*LISTING*
+++
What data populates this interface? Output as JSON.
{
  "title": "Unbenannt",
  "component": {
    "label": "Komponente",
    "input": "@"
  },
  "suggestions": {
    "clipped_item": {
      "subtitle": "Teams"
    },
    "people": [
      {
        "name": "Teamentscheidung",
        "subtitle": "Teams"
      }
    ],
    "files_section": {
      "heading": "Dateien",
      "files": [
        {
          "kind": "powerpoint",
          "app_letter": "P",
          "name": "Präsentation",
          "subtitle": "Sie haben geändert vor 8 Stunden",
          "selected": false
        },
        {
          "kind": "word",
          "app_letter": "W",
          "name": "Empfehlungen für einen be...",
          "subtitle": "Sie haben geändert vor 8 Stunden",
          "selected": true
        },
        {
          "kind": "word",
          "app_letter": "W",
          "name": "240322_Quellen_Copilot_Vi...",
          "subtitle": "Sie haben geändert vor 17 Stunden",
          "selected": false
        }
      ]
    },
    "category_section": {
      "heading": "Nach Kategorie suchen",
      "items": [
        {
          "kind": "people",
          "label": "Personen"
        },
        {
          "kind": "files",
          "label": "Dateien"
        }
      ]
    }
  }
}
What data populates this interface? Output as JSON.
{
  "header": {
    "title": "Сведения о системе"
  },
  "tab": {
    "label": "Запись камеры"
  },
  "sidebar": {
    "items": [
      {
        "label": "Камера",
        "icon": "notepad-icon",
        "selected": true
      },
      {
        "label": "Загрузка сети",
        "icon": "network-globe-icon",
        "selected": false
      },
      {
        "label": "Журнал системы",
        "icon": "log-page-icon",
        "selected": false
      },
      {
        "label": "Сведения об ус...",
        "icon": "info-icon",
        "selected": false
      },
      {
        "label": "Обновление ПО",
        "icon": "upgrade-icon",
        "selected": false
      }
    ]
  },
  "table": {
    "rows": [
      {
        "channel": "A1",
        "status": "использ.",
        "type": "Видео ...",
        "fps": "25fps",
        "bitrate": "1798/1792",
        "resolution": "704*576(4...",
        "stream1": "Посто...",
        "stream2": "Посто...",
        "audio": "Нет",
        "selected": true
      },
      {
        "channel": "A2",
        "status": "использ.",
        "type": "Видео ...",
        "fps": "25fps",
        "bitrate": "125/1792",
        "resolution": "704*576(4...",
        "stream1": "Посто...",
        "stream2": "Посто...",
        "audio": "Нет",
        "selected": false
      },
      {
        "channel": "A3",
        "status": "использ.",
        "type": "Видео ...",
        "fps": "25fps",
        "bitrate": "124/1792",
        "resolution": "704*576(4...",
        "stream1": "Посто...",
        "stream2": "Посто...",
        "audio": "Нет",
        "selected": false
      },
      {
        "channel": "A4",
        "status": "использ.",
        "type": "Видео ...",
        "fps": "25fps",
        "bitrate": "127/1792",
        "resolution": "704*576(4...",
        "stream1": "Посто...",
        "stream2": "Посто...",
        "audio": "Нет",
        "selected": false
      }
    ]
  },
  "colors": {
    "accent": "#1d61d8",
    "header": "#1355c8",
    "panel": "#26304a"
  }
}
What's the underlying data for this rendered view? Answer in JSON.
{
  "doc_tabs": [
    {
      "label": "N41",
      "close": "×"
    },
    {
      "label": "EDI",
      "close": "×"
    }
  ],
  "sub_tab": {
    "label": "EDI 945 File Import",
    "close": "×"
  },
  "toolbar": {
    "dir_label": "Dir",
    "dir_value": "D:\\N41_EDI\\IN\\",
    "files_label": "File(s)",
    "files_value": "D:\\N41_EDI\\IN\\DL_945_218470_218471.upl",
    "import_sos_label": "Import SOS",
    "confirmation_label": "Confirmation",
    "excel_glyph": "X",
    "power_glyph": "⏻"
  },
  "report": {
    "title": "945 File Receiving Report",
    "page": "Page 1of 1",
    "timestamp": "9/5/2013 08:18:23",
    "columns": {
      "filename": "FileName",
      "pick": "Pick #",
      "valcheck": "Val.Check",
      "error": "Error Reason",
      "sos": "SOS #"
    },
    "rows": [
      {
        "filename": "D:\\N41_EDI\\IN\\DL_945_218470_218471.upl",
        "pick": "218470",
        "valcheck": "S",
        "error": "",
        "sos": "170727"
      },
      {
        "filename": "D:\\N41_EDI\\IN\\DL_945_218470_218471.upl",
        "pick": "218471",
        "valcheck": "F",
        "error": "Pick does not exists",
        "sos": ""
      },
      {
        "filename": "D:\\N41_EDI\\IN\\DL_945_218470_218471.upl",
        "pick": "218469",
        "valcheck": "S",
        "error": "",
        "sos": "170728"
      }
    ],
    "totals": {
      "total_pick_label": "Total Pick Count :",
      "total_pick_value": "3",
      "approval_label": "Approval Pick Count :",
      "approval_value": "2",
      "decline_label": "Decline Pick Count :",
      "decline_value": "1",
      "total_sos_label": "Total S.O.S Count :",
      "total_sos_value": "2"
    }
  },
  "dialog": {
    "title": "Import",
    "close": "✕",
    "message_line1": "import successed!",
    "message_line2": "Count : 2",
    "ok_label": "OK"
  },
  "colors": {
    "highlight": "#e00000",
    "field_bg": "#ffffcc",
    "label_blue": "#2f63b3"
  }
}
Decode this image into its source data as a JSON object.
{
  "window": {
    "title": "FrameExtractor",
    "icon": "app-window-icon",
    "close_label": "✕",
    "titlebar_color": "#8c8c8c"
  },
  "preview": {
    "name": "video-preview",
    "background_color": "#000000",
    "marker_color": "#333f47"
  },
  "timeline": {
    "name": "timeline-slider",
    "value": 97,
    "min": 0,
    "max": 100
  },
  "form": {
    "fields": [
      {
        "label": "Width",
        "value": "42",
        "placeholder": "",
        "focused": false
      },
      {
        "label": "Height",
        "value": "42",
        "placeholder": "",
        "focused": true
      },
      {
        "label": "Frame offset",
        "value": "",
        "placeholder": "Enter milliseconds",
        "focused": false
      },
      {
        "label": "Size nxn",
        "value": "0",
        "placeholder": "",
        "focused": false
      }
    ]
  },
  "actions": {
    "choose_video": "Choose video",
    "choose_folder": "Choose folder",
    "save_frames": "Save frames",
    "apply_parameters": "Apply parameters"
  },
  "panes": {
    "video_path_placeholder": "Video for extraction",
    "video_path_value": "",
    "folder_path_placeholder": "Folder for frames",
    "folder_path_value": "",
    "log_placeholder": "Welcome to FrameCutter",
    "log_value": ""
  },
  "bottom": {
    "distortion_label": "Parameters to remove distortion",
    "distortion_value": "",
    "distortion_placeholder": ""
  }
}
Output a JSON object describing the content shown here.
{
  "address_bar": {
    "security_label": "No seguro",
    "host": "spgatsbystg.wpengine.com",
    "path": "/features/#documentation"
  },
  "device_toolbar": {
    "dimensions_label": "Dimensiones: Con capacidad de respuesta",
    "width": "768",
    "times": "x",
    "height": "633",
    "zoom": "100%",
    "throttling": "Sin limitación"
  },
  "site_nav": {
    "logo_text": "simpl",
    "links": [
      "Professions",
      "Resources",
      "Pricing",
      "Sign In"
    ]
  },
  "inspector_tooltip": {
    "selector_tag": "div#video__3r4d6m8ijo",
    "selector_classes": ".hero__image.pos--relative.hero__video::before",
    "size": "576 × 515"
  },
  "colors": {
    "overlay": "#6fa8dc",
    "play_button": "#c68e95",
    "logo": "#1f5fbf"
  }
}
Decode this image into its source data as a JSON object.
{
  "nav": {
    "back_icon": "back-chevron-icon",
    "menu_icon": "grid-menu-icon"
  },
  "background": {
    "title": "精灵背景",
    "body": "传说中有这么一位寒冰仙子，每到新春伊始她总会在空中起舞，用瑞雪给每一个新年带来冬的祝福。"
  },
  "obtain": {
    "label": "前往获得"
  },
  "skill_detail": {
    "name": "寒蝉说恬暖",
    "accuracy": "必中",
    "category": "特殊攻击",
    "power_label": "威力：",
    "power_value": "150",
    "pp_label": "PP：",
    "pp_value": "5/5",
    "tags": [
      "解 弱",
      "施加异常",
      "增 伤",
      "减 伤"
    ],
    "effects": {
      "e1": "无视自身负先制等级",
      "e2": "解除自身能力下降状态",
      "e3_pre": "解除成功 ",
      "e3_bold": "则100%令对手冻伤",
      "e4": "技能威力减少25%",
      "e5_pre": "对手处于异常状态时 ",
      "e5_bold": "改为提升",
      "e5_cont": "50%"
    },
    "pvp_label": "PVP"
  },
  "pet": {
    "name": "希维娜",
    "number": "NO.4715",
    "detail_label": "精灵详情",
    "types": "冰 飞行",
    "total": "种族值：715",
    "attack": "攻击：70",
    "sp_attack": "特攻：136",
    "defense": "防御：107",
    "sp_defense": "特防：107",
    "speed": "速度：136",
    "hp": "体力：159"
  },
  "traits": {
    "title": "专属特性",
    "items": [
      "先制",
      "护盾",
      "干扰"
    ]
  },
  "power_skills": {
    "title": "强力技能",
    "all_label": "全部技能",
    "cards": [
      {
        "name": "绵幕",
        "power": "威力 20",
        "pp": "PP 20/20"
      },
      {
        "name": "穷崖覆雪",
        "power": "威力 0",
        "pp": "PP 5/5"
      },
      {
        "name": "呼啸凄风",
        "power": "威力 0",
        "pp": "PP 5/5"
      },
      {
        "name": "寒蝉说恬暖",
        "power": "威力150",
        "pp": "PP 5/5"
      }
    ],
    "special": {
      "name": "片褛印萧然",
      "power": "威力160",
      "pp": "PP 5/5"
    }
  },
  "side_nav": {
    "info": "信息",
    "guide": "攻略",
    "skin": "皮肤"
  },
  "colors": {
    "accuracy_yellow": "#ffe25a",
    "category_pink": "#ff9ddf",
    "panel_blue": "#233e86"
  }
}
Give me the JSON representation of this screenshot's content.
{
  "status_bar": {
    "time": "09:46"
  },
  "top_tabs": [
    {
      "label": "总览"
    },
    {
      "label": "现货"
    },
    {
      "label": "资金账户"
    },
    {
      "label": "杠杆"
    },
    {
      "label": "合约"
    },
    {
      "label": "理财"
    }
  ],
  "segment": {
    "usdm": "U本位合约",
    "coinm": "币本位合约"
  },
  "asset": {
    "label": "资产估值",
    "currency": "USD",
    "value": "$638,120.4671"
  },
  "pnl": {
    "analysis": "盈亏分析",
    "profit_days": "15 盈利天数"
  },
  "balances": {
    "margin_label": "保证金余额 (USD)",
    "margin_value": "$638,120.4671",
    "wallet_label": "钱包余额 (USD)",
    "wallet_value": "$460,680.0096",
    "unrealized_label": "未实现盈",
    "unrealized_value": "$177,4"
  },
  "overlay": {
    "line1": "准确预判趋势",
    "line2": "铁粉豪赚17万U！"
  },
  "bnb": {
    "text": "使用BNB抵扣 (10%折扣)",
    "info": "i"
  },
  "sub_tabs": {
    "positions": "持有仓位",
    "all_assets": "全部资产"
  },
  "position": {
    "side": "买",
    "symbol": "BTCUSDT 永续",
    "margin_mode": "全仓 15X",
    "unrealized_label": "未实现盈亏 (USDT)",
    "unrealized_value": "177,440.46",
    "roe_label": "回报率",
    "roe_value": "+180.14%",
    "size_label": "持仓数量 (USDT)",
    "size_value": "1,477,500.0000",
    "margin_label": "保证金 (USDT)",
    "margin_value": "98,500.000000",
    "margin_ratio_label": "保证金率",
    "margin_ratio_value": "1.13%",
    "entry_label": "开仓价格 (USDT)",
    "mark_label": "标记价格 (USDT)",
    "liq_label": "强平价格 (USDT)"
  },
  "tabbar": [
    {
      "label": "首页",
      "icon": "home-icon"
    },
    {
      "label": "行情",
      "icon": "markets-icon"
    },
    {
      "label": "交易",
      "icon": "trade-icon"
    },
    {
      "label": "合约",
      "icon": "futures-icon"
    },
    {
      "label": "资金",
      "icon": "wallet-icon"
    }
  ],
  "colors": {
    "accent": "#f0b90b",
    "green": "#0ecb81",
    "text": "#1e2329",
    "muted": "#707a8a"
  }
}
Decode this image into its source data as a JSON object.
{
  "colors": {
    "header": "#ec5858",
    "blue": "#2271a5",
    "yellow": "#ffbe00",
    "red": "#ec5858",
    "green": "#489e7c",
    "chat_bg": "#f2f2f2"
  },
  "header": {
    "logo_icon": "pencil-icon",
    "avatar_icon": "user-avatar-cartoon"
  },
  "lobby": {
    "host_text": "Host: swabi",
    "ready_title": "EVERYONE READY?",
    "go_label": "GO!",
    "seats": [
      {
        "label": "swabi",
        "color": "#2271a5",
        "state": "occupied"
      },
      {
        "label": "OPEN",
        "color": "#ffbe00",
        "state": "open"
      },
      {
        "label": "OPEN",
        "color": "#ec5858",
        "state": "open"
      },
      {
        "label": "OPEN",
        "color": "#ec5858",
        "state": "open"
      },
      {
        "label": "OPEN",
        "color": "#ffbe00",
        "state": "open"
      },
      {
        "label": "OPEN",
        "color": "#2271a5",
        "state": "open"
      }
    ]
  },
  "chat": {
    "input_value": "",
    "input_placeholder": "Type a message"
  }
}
+++
*WORK REQUIRED*
Report the count of lines in the entries that contain the string "content", and nothing besides it.

*FINAL RESULT*
2